> AIM OF THE EXERCISE: Can you reproduce, word for word, the rows below from the one containing "check-icon: ✓ [223,754,238,768]" through the one containing "beg-bal-label: Beg. Bal. [339,709,388,723]", including both of those rows and nothing else?

— Begin RECORDS SUPPLIED —

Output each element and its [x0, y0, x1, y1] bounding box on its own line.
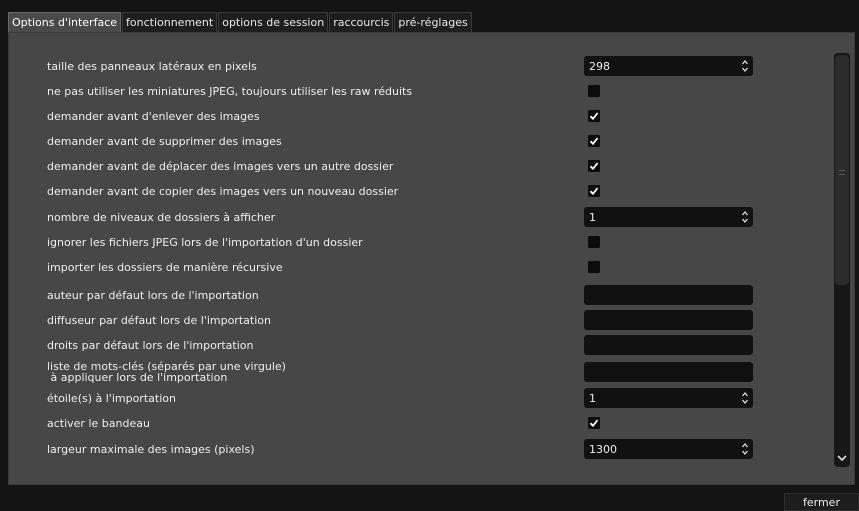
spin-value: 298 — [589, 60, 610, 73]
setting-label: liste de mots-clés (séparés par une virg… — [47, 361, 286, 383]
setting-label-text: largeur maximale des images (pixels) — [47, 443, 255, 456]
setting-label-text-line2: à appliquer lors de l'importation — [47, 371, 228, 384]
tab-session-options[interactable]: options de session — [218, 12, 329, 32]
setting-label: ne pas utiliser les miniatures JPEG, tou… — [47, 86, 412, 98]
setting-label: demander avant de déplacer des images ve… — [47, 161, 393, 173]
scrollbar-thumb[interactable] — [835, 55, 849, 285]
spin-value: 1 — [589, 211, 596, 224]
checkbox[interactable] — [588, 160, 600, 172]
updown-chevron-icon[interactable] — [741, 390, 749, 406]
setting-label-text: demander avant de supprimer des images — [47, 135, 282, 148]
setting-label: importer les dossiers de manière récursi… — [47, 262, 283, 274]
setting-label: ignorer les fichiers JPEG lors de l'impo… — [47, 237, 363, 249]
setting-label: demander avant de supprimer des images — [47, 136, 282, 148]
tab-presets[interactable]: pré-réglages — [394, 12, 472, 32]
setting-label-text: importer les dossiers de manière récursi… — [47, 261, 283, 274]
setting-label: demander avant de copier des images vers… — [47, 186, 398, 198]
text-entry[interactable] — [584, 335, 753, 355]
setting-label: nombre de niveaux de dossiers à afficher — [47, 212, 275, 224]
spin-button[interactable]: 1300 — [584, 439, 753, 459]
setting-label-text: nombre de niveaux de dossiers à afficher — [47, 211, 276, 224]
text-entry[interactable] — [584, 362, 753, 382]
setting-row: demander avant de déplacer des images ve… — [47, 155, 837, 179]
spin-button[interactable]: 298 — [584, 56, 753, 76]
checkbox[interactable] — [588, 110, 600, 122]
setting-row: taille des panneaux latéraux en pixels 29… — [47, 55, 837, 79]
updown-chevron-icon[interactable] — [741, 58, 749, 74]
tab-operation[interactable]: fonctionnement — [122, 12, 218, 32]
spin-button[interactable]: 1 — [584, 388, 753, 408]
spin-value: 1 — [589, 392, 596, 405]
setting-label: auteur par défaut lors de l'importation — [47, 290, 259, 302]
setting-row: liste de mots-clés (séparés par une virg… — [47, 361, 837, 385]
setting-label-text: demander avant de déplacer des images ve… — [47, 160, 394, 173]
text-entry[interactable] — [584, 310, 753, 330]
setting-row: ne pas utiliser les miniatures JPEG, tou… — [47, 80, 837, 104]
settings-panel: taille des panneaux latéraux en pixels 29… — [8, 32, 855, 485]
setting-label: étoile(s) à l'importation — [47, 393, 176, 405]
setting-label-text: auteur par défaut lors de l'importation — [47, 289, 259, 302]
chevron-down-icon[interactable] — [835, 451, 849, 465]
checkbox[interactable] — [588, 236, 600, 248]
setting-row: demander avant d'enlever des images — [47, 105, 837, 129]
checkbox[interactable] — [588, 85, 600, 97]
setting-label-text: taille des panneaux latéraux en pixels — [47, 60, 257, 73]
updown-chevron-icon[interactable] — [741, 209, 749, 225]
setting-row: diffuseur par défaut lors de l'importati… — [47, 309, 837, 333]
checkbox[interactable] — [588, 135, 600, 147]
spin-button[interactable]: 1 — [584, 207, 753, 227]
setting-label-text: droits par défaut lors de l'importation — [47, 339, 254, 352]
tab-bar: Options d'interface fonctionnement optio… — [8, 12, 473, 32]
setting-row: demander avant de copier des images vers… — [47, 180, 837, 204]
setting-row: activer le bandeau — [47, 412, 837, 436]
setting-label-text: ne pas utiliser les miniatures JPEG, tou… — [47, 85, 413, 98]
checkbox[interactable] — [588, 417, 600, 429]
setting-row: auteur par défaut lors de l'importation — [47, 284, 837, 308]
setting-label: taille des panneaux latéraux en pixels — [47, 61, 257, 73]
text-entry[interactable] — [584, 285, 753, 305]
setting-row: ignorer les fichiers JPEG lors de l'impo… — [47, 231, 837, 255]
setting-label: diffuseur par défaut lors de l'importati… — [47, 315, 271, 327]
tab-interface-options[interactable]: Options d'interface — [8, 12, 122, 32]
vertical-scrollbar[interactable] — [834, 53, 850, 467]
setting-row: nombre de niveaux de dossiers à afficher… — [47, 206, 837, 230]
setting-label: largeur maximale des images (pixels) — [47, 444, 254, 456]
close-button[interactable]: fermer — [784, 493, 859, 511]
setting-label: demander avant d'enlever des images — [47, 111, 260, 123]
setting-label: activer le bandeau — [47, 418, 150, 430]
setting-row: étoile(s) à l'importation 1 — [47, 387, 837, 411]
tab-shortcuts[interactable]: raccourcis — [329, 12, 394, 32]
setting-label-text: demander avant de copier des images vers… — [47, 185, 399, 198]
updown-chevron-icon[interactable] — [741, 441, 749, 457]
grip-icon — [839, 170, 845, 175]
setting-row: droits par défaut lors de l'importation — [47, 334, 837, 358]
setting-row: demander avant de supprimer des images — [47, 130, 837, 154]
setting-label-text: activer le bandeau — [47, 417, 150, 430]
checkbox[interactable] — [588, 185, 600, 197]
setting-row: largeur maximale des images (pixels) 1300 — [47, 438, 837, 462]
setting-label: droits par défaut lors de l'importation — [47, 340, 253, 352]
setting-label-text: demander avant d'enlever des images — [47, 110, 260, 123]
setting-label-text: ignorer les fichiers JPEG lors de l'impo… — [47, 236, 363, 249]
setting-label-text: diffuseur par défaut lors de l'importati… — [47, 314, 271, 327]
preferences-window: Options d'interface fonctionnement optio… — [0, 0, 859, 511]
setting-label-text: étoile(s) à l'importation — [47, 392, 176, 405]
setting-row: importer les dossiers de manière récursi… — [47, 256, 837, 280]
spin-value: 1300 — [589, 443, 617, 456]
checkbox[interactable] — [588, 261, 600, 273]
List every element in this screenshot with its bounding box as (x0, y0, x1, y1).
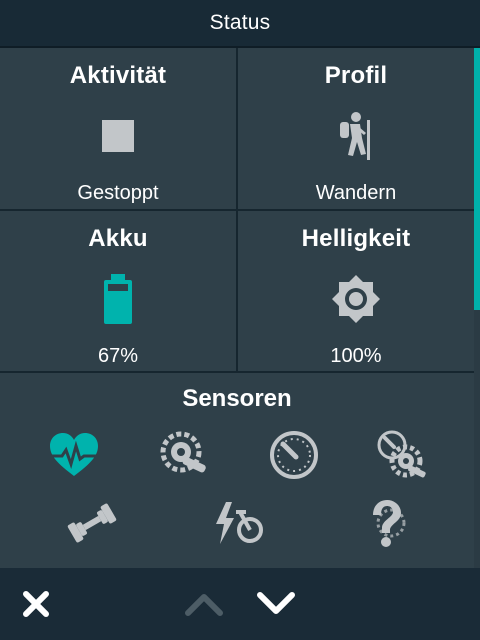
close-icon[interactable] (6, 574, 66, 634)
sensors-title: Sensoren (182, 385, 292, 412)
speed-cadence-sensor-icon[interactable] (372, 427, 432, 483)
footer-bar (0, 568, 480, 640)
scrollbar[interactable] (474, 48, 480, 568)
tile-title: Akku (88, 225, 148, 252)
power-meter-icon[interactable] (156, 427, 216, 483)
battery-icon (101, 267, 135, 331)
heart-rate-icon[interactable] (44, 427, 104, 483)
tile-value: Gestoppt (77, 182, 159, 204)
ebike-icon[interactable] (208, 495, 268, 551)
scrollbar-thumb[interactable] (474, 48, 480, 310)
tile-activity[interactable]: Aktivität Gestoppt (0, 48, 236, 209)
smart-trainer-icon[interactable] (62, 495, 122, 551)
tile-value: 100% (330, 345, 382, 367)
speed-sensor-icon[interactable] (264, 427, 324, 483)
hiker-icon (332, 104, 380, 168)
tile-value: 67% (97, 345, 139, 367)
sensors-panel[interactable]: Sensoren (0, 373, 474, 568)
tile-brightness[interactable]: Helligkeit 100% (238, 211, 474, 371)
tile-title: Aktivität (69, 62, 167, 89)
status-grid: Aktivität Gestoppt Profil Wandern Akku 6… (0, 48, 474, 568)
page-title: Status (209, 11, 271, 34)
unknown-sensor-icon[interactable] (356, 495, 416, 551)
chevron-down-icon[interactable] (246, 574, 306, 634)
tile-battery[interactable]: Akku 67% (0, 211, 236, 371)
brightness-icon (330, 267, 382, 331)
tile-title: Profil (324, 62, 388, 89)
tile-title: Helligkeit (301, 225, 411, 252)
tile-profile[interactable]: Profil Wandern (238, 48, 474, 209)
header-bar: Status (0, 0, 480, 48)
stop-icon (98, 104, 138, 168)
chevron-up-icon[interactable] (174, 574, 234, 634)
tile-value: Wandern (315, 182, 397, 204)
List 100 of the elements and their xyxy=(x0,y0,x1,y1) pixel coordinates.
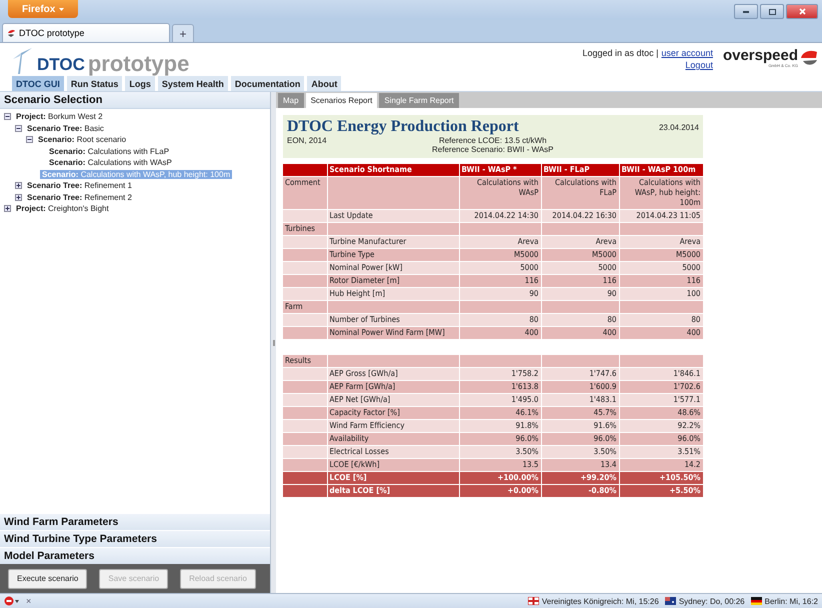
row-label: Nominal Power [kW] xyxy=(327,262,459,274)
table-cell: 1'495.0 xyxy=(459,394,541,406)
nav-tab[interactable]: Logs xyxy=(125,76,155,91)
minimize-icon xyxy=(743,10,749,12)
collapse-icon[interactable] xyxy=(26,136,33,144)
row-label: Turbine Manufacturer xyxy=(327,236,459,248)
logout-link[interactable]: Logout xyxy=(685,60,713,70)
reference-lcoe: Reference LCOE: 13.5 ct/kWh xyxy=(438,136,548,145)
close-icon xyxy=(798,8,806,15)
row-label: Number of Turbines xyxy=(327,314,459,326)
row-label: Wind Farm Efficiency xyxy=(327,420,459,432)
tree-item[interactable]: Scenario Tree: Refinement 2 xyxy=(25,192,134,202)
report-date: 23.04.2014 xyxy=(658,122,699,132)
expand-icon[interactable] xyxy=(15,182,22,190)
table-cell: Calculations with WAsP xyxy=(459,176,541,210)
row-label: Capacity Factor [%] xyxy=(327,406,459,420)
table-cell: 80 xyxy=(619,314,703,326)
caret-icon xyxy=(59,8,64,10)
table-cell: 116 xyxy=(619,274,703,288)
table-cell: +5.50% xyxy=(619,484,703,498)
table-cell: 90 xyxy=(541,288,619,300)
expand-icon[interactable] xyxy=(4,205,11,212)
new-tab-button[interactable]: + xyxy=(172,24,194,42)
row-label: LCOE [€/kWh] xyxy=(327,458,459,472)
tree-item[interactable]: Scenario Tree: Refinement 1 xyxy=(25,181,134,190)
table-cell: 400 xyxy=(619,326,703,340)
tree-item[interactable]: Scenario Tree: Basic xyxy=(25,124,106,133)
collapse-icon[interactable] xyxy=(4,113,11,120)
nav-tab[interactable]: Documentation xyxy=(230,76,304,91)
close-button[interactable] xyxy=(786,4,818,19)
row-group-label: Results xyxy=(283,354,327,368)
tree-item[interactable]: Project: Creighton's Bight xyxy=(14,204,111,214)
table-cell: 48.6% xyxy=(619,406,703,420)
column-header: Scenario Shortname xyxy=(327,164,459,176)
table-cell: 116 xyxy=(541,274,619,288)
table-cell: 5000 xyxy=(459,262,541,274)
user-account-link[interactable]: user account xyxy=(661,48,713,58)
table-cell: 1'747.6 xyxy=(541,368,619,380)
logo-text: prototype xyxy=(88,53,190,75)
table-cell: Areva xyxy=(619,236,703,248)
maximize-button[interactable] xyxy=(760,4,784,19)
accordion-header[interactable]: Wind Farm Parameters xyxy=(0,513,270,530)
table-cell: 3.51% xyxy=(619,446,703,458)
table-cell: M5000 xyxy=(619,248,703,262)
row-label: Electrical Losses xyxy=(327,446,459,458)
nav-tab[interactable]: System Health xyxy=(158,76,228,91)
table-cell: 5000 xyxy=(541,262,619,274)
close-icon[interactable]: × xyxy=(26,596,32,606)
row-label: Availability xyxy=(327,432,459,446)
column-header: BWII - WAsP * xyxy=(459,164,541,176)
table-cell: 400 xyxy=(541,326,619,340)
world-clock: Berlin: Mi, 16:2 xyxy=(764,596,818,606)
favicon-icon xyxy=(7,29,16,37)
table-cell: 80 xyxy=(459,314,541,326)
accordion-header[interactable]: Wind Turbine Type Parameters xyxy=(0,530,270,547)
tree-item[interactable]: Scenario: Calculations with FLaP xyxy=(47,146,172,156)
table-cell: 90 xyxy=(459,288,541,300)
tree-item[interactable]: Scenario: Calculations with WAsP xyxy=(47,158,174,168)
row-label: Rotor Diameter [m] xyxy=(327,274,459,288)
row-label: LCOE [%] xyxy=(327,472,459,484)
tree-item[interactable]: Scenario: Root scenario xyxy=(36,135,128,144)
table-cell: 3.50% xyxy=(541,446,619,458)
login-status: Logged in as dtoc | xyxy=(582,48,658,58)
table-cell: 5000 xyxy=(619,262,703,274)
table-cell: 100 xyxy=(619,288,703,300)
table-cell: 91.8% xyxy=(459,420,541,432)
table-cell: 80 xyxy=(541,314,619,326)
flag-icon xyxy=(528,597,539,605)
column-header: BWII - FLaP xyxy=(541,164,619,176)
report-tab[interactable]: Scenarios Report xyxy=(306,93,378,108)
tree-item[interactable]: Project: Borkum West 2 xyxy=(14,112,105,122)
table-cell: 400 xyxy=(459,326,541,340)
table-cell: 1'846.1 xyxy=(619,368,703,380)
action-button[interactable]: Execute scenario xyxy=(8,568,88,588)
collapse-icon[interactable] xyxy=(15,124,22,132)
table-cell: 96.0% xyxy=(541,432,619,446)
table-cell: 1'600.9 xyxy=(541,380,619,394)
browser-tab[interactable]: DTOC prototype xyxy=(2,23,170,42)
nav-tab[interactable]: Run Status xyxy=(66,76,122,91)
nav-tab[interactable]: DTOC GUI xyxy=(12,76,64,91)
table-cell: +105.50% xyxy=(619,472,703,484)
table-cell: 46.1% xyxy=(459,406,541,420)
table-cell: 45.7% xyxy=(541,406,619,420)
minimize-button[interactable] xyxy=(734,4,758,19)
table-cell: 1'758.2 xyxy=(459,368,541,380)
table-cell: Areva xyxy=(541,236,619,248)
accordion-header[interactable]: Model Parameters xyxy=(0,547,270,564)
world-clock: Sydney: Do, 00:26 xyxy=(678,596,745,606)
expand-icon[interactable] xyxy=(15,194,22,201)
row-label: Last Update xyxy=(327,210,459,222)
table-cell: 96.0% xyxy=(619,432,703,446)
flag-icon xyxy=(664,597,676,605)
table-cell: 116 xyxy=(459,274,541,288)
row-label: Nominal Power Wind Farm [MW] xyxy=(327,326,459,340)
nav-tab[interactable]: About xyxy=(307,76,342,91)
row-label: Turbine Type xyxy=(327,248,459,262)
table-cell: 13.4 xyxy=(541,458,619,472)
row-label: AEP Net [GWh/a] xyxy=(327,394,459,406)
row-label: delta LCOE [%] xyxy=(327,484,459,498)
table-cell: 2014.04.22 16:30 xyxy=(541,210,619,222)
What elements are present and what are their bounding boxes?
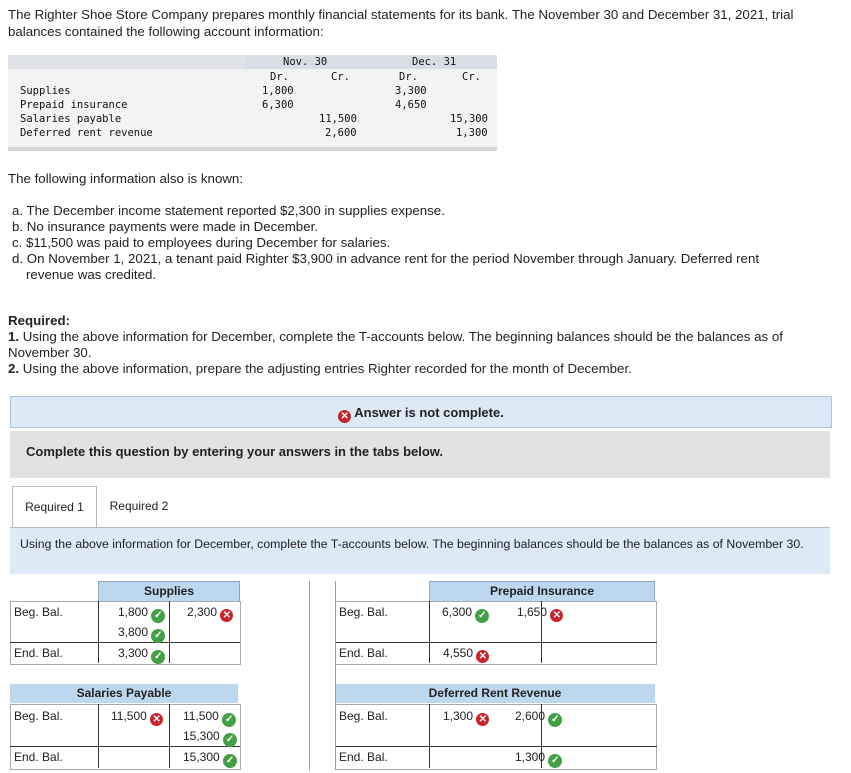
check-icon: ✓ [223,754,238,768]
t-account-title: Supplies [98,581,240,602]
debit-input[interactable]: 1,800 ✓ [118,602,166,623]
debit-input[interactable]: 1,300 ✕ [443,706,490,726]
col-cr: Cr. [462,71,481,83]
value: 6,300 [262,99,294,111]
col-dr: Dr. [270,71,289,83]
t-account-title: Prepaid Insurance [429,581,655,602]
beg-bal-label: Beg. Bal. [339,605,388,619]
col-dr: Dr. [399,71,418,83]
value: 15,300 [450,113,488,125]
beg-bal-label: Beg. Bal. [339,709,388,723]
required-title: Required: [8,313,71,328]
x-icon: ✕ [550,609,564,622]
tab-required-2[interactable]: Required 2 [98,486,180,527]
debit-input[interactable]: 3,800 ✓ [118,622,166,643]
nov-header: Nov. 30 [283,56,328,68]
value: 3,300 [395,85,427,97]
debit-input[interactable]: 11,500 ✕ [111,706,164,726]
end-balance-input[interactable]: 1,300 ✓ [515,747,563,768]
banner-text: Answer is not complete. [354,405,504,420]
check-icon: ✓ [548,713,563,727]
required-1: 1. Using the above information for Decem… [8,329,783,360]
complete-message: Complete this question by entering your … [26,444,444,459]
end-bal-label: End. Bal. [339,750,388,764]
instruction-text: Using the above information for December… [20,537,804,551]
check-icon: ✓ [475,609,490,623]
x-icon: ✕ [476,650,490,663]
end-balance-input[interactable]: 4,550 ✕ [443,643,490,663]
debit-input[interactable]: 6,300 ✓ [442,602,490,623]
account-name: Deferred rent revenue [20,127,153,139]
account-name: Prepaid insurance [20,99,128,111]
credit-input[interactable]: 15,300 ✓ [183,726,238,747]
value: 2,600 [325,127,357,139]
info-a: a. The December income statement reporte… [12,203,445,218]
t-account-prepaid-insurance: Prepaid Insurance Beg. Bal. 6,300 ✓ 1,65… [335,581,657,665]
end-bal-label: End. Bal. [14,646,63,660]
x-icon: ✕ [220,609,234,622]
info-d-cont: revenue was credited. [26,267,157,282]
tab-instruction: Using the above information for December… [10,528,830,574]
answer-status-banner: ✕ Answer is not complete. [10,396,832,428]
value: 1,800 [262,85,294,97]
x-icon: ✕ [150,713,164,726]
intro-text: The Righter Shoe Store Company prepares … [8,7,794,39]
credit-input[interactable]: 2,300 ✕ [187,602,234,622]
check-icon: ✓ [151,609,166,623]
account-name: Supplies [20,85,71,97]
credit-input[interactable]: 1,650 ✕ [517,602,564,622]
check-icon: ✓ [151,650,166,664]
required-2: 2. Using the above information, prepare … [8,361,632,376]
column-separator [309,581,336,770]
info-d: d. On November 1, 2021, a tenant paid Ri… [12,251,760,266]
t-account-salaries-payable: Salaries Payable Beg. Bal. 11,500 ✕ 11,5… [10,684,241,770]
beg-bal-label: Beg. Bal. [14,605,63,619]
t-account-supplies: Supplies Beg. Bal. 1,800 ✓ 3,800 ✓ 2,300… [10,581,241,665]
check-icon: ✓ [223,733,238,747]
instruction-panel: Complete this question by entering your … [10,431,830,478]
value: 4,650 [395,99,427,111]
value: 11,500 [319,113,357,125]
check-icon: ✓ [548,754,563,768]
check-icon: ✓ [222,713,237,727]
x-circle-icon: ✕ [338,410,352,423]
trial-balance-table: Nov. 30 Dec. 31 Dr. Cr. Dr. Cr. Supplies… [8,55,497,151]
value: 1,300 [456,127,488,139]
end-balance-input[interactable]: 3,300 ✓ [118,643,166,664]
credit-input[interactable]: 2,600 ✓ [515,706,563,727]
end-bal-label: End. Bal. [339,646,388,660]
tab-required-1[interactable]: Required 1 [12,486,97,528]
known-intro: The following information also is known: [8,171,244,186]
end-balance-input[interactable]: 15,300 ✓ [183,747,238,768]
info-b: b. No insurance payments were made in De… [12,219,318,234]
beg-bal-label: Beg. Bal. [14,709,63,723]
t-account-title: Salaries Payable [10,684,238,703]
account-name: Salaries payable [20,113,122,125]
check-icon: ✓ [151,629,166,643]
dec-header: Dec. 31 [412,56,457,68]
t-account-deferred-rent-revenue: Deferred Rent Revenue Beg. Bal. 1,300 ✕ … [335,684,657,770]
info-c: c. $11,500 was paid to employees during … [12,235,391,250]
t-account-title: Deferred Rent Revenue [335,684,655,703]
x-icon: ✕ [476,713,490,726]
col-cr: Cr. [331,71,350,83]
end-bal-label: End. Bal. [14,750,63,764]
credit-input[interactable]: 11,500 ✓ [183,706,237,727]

— End RECORDS SUPPLIED —

> TASK RESPONSE:
check-icon: ✓ [223,754,238,768]
t-account-title: Supplies [98,581,240,602]
debit-input[interactable]: 1,800 ✓ [118,602,166,623]
debit-input[interactable]: 1,300 ✕ [443,706,490,726]
col-cr: Cr. [462,71,481,83]
value: 6,300 [262,99,294,111]
col-dr: Dr. [270,71,289,83]
t-account-title: Prepaid Insurance [429,581,655,602]
beg-bal-label: Beg. Bal. [339,605,388,619]
col-dr: Dr. [399,71,418,83]
value: 15,300 [450,113,488,125]
beg-bal-label: Beg. Bal. [339,709,388,723]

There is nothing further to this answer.